> [Listing]
※ ※ ※

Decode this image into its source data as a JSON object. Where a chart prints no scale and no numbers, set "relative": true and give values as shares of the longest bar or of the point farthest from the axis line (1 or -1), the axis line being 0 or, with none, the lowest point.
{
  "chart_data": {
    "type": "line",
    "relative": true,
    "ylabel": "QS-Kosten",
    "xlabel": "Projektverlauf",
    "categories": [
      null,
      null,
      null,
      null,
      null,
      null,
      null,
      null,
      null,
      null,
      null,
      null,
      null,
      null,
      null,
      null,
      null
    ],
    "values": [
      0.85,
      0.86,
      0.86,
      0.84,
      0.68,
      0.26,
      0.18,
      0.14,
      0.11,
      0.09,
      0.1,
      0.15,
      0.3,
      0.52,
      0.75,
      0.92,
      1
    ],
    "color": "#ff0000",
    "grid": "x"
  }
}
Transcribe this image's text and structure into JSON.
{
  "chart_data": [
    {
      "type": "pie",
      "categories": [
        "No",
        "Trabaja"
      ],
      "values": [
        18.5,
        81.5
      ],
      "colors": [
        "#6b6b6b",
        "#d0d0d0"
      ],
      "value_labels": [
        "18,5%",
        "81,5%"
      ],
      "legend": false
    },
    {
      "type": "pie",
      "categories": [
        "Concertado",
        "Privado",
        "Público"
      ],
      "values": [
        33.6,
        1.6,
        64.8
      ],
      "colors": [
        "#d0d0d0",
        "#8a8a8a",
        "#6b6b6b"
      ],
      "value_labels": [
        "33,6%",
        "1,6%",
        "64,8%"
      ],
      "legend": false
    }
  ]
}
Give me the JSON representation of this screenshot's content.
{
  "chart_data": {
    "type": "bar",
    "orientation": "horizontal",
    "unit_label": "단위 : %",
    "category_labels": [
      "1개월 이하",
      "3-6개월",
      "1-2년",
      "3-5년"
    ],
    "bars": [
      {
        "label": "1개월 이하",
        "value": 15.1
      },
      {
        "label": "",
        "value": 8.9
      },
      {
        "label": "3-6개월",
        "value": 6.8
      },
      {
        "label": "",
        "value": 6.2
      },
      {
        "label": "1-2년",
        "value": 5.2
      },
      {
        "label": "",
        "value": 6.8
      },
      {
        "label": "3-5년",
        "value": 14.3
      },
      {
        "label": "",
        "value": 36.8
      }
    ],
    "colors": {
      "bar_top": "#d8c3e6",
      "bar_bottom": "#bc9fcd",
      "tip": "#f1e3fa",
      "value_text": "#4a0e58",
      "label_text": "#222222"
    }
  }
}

※ ※ ※

> [Aim] Write an exact transcription of every entry above.

> [Answer to this problem]
Decode this image into its source data as a JSON object. Where a chart prints no scale and no numbers, set "relative": true and give values as shares of the longest bar or of the point farthest from the axis line (1 or -1), the axis line being 0 or, with none, the lowest point.
{
  "chart_data": {
    "type": "line",
    "relative": true,
    "ylabel": "QS-Kosten",
    "xlabel": "Projektverlauf",
    "categories": [
      null,
      null,
      null,
      null,
      null,
      null,
      null,
      null,
      null,
      null,
      null,
      null,
      null,
      null,
      null,
      null,
      null
    ],
    "values": [
      0.85,
      0.86,
      0.86,
      0.84,
      0.68,
      0.26,
      0.18,
      0.14,
      0.11,
      0.09,
      0.1,
      0.15,
      0.3,
      0.52,
      0.75,
      0.92,
      1
    ],
    "color": "#ff0000",
    "grid": "x"
  }
}
Transcribe this image's text and structure into JSON.
{
  "chart_data": [
    {
      "type": "pie",
      "categories": [
        "No",
        "Trabaja"
      ],
      "values": [
        18.5,
        81.5
      ],
      "colors": [
        "#6b6b6b",
        "#d0d0d0"
      ],
      "value_labels": [
        "18,5%",
        "81,5%"
      ],
      "legend": false
    },
    {
      "type": "pie",
      "categories": [
        "Concertado",
        "Privado",
        "Público"
      ],
      "values": [
        33.6,
        1.6,
        64.8
      ],
      "colors": [
        "#d0d0d0",
        "#8a8a8a",
        "#6b6b6b"
      ],
      "value_labels": [
        "33,6%",
        "1,6%",
        "64,8%"
      ],
      "legend": false
    }
  ]
}
Give me the JSON representation of this screenshot's content.
{
  "chart_data": {
    "type": "bar",
    "orientation": "horizontal",
    "unit_label": "단위 : %",
    "category_labels": [
      "1개월 이하",
      "3-6개월",
      "1-2년",
      "3-5년"
    ],
    "bars": [
      {
        "label": "1개월 이하",
        "value": 15.1
      },
      {
        "label": "",
        "value": 8.9
      },
      {
        "label": "3-6개월",
        "value": 6.8
      },
      {
        "label": "",
        "value": 6.2
      },
      {
        "label": "1-2년",
        "value": 5.2
      },
      {
        "label": "",
        "value": 6.8
      },
      {
        "label": "3-5년",
        "value": 14.3
      },
      {
        "label": "",
        "value": 36.8
      }
    ],
    "colors": {
      "bar_top": "#d8c3e6",
      "bar_bottom": "#bc9fcd",
      "tip": "#f1e3fa",
      "value_text": "#4a0e58",
      "label_text": "#222222"
    }
  }
}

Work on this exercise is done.